- [Job]
Output each line of the material exactly as it stands.

- [Provided records]
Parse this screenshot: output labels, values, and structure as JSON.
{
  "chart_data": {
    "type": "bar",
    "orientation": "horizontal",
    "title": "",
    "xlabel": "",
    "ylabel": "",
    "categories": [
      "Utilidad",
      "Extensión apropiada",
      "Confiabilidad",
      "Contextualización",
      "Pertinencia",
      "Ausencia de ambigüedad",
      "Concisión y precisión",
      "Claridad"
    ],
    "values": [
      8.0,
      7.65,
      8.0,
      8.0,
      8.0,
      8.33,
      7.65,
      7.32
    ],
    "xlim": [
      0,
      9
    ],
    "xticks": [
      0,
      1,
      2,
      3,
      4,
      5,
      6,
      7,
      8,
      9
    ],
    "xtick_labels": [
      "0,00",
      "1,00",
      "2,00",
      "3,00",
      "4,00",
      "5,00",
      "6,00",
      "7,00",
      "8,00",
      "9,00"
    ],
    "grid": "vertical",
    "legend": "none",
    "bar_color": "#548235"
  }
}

- [Exercise output]
Parse this screenshot: output labels, values, and structure as JSON.
{
  "chart_data": {
    "type": "bar",
    "orientation": "horizontal",
    "title": "",
    "xlabel": "",
    "ylabel": "",
    "categories": [
      "Utilidad",
      "Extensión apropiada",
      "Confiabilidad",
      "Contextualización",
      "Pertinencia",
      "Ausencia de ambigüedad",
      "Concisión y precisión",
      "Claridad"
    ],
    "values": [
      8.0,
      7.65,
      8.0,
      8.0,
      8.0,
      8.33,
      7.65,
      7.32
    ],
    "xlim": [
      0,
      9
    ],
    "xticks": [
      0,
      1,
      2,
      3,
      4,
      5,
      6,
      7,
      8,
      9
    ],
    "xtick_labels": [
      "0,00",
      "1,00",
      "2,00",
      "3,00",
      "4,00",
      "5,00",
      "6,00",
      "7,00",
      "8,00",
      "9,00"
    ],
    "grid": "vertical",
    "legend": "none",
    "bar_color": "#548235"
  }
}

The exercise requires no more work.